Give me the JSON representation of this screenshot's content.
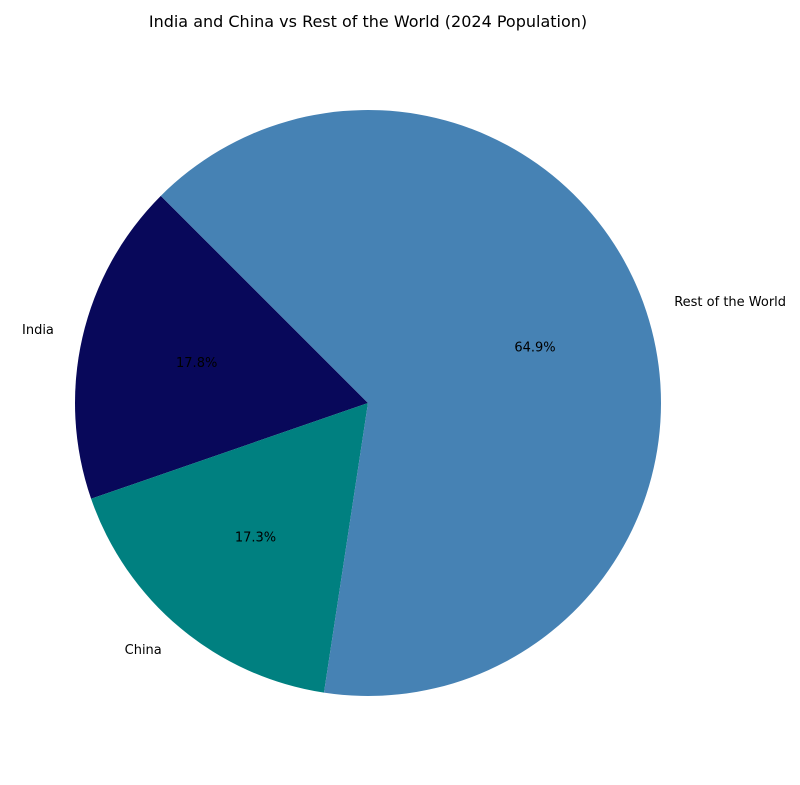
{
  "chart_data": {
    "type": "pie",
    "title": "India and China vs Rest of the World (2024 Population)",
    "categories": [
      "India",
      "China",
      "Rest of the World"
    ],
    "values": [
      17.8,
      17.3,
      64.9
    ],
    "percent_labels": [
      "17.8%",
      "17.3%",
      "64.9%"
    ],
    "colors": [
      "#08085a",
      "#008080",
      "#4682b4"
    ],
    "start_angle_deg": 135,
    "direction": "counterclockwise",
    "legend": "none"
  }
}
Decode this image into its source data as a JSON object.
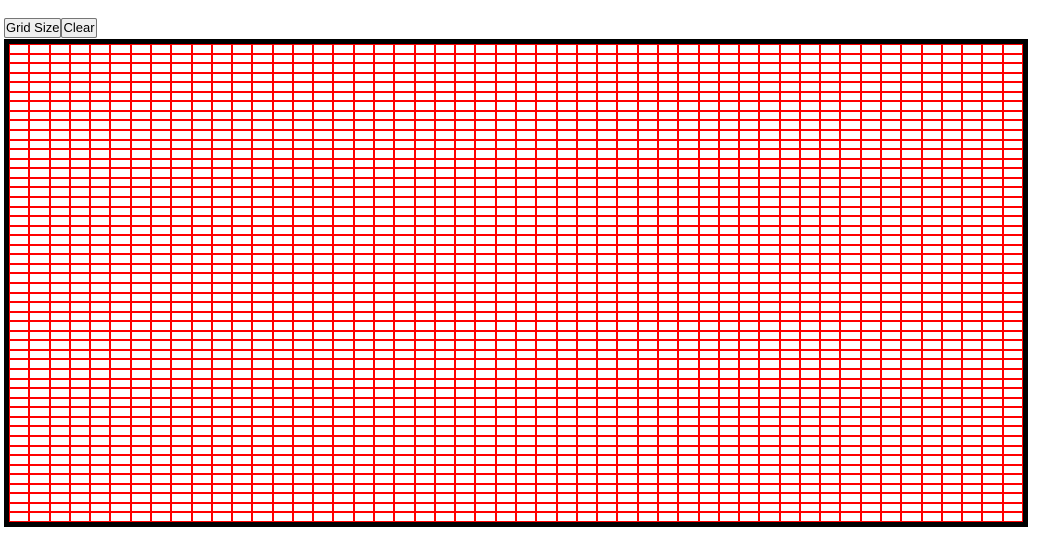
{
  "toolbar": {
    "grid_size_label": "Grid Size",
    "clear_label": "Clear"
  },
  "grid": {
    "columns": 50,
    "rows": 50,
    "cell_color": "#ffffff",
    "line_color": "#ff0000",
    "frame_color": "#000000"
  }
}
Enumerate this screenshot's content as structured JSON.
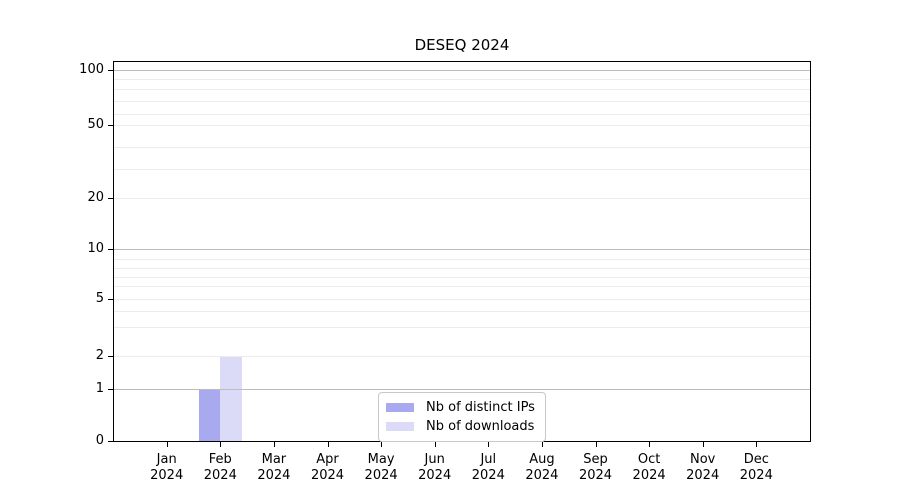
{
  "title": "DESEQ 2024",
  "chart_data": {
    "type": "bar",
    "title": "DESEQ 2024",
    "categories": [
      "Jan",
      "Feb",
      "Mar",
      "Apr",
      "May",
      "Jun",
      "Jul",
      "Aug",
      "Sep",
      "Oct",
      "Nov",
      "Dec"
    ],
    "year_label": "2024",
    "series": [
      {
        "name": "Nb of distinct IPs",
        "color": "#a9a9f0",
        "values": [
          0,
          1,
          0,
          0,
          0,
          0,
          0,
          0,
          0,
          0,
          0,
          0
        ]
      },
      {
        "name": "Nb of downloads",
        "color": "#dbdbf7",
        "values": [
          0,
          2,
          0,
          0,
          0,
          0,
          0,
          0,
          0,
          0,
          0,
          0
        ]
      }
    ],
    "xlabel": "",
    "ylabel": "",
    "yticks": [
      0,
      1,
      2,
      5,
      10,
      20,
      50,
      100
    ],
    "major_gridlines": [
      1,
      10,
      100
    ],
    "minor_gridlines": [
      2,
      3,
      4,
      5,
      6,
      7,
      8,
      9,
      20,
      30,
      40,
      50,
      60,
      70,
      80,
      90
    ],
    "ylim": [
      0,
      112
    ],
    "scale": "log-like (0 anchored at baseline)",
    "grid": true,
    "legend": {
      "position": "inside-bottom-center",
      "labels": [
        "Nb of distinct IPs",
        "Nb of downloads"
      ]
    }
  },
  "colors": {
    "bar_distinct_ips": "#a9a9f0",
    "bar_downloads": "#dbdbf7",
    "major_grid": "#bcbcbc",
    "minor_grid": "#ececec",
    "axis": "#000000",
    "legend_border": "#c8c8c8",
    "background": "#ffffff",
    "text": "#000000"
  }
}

* * *

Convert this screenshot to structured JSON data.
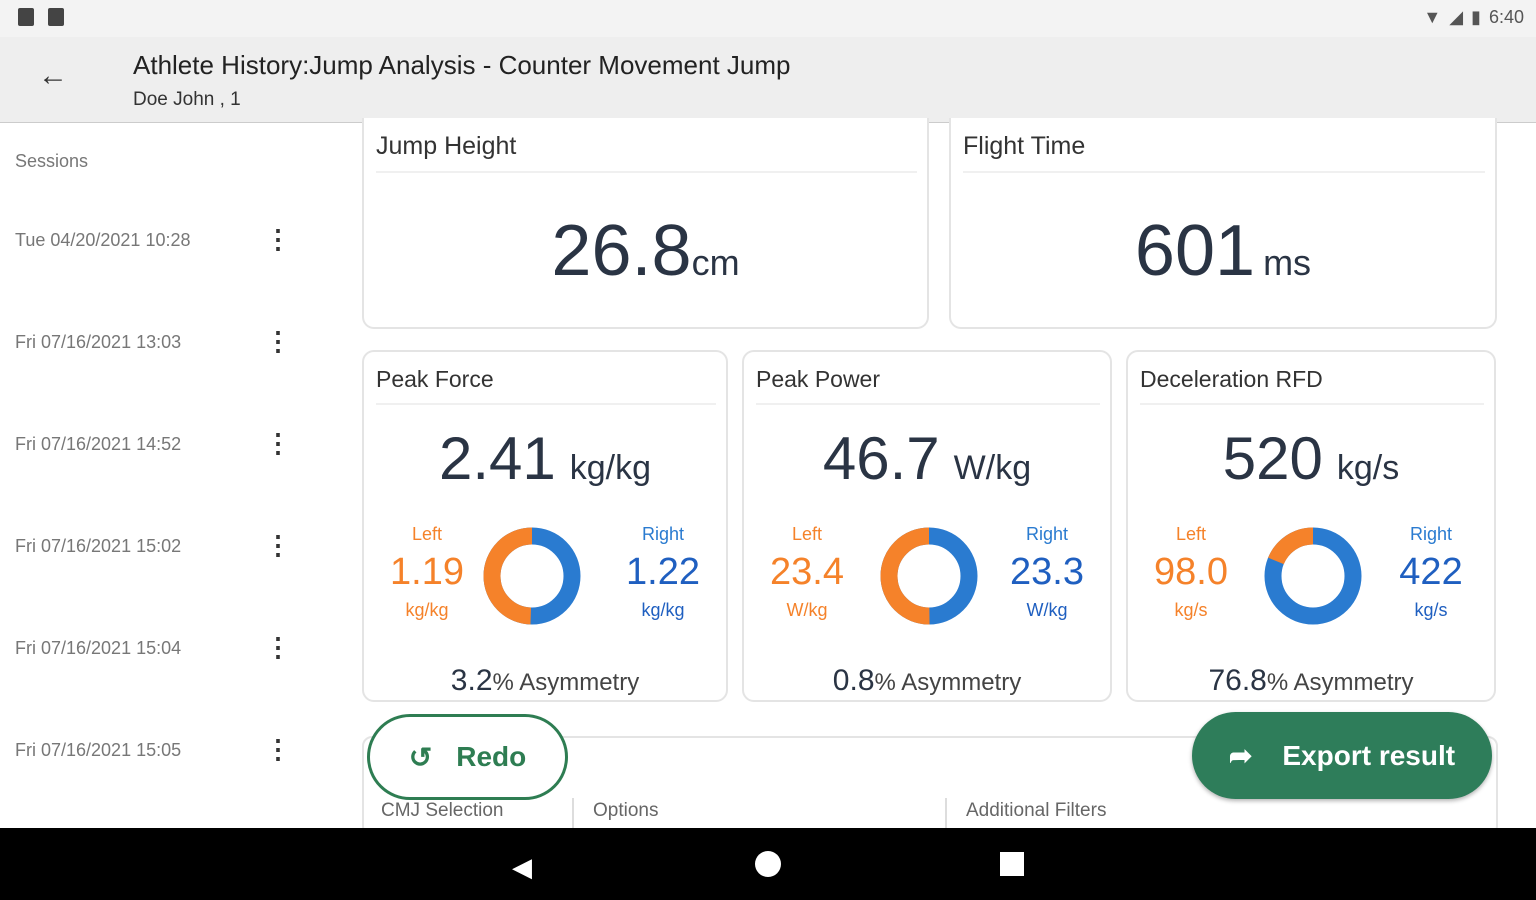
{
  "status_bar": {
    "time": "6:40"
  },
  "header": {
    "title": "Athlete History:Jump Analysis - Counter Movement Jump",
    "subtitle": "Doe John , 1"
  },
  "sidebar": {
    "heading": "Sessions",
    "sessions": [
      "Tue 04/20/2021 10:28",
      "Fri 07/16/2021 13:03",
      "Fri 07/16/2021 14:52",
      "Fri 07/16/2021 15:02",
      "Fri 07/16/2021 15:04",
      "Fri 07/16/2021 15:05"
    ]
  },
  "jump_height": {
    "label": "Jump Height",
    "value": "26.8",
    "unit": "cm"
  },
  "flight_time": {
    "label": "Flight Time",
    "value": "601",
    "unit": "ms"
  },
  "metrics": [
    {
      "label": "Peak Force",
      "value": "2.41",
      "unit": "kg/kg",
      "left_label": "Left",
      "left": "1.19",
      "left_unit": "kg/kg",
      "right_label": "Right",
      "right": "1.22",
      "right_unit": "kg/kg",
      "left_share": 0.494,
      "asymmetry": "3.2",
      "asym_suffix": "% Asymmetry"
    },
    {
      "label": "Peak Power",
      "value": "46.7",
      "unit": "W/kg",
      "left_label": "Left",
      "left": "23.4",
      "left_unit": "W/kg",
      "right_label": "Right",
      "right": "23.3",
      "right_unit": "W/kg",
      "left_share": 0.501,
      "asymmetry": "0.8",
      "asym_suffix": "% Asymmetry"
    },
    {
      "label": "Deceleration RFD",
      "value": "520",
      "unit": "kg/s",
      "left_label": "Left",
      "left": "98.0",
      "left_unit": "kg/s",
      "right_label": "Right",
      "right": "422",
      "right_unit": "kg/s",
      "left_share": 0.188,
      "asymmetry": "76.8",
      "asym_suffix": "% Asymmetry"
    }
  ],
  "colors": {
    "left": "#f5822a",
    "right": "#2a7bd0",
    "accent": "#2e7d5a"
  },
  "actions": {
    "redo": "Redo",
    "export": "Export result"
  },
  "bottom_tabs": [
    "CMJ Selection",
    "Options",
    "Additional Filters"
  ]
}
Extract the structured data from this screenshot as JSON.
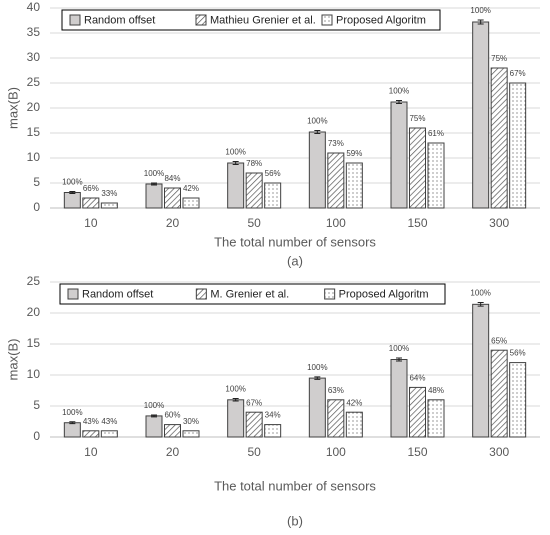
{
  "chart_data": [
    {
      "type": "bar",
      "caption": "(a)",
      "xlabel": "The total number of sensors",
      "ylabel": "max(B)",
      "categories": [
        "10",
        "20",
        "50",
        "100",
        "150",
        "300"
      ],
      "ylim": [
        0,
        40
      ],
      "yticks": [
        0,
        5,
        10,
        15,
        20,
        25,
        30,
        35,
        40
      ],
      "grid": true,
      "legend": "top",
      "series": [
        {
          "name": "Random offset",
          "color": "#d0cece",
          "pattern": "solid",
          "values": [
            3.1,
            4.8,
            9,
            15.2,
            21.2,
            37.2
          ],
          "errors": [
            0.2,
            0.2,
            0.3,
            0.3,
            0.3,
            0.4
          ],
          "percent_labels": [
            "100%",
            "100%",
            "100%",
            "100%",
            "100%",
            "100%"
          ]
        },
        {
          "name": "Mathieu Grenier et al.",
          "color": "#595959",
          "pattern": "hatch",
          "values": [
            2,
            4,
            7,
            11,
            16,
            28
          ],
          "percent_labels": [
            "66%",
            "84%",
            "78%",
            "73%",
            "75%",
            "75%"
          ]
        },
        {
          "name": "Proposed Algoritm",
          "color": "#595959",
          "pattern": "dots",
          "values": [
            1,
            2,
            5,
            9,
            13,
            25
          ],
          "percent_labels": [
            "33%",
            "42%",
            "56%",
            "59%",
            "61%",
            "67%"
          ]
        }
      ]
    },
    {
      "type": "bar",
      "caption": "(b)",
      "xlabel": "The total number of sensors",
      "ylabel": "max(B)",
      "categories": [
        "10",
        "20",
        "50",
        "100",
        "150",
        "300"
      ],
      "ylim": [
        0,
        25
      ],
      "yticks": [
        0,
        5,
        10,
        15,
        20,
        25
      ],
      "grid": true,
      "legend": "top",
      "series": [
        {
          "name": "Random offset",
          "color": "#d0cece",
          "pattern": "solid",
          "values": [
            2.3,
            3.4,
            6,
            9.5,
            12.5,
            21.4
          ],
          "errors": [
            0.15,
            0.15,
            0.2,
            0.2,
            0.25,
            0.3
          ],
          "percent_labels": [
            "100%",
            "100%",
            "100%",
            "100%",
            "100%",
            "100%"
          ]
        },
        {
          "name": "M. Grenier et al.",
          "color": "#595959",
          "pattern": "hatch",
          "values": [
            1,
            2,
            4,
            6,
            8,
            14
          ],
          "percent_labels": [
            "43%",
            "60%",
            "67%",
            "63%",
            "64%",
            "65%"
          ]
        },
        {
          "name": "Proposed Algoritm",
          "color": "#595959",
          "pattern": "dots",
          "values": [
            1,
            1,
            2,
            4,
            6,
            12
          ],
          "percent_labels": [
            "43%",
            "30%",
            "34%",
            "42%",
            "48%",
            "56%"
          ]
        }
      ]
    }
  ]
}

### Given task:
Report how many lines of the records above contain the word "ffffff", giving only the number.

### The output:
2